(Entries with figure data)
* * *
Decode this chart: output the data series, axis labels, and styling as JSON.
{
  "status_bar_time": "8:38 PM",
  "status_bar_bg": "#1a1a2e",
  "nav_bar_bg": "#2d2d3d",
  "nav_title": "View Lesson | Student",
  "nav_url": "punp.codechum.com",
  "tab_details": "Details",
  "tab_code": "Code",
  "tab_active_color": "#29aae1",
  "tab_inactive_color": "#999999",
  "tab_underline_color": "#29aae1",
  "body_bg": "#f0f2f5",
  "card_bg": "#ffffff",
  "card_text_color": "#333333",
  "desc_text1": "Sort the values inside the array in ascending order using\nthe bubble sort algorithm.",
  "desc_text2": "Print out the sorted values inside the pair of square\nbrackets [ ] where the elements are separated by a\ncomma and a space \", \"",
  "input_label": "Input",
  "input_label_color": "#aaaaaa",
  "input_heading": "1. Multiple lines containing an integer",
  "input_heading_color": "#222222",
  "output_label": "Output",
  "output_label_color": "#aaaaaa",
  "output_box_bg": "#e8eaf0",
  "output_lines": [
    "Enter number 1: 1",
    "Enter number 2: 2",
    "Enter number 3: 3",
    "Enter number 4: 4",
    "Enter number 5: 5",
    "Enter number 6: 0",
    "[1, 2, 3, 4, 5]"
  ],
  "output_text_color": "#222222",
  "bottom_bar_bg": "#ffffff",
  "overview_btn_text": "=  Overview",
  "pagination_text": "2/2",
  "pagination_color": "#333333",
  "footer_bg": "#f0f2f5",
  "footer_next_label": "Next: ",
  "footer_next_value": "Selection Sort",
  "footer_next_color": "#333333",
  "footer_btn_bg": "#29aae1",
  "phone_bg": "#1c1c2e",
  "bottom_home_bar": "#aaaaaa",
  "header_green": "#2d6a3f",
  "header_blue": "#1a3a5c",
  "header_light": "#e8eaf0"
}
* * *
| Task brief |
Check each line of the records for the word "aaaaaa", and show the lines that contain it.

| Result of the task |
  "input_label_color": "#aaaaaa",
  "output_label_color": "#aaaaaa",
  "bottom_home_bar": "#aaaaaa",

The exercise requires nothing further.